(Items from a figure collection)
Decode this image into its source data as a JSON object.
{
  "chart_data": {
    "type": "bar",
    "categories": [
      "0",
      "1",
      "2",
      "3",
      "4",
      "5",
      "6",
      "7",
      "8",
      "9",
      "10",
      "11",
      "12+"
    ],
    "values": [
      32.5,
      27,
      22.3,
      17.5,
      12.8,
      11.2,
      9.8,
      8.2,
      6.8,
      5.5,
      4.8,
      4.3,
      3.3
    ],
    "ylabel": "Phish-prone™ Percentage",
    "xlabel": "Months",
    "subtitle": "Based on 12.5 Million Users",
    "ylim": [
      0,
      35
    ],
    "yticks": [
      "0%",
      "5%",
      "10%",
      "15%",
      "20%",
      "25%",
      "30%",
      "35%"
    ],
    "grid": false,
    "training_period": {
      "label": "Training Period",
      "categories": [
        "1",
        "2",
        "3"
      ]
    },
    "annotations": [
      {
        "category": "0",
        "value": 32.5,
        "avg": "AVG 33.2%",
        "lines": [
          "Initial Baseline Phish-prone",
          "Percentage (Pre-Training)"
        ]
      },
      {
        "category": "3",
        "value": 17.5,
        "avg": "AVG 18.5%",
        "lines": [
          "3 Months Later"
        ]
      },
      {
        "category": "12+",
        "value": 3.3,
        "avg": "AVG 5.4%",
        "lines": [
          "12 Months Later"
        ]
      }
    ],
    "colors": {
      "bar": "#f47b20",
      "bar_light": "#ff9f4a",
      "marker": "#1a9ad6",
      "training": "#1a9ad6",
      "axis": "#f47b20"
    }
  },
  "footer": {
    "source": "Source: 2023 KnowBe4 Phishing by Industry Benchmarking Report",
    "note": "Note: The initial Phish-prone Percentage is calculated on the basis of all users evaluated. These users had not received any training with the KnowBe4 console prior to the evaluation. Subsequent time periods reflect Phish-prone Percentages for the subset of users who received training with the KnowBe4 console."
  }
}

WHAT THE EXERCISE ASKS:
Provide an exact reproduction of all the entries shown above.

TASK ANSWER:
Decode this image into its source data as a JSON object.
{
  "chart_data": {
    "type": "bar",
    "categories": [
      "0",
      "1",
      "2",
      "3",
      "4",
      "5",
      "6",
      "7",
      "8",
      "9",
      "10",
      "11",
      "12+"
    ],
    "values": [
      32.5,
      27,
      22.3,
      17.5,
      12.8,
      11.2,
      9.8,
      8.2,
      6.8,
      5.5,
      4.8,
      4.3,
      3.3
    ],
    "ylabel": "Phish-prone™ Percentage",
    "xlabel": "Months",
    "subtitle": "Based on 12.5 Million Users",
    "ylim": [
      0,
      35
    ],
    "yticks": [
      "0%",
      "5%",
      "10%",
      "15%",
      "20%",
      "25%",
      "30%",
      "35%"
    ],
    "grid": false,
    "training_period": {
      "label": "Training Period",
      "categories": [
        "1",
        "2",
        "3"
      ]
    },
    "annotations": [
      {
        "category": "0",
        "value": 32.5,
        "avg": "AVG 33.2%",
        "lines": [
          "Initial Baseline Phish-prone",
          "Percentage (Pre-Training)"
        ]
      },
      {
        "category": "3",
        "value": 17.5,
        "avg": "AVG 18.5%",
        "lines": [
          "3 Months Later"
        ]
      },
      {
        "category": "12+",
        "value": 3.3,
        "avg": "AVG 5.4%",
        "lines": [
          "12 Months Later"
        ]
      }
    ],
    "colors": {
      "bar": "#f47b20",
      "bar_light": "#ff9f4a",
      "marker": "#1a9ad6",
      "training": "#1a9ad6",
      "axis": "#f47b20"
    }
  },
  "footer": {
    "source": "Source: 2023 KnowBe4 Phishing by Industry Benchmarking Report",
    "note": "Note: The initial Phish-prone Percentage is calculated on the basis of all users evaluated. These users had not received any training with the KnowBe4 console prior to the evaluation. Subsequent time periods reflect Phish-prone Percentages for the subset of users who received training with the KnowBe4 console."
  }
}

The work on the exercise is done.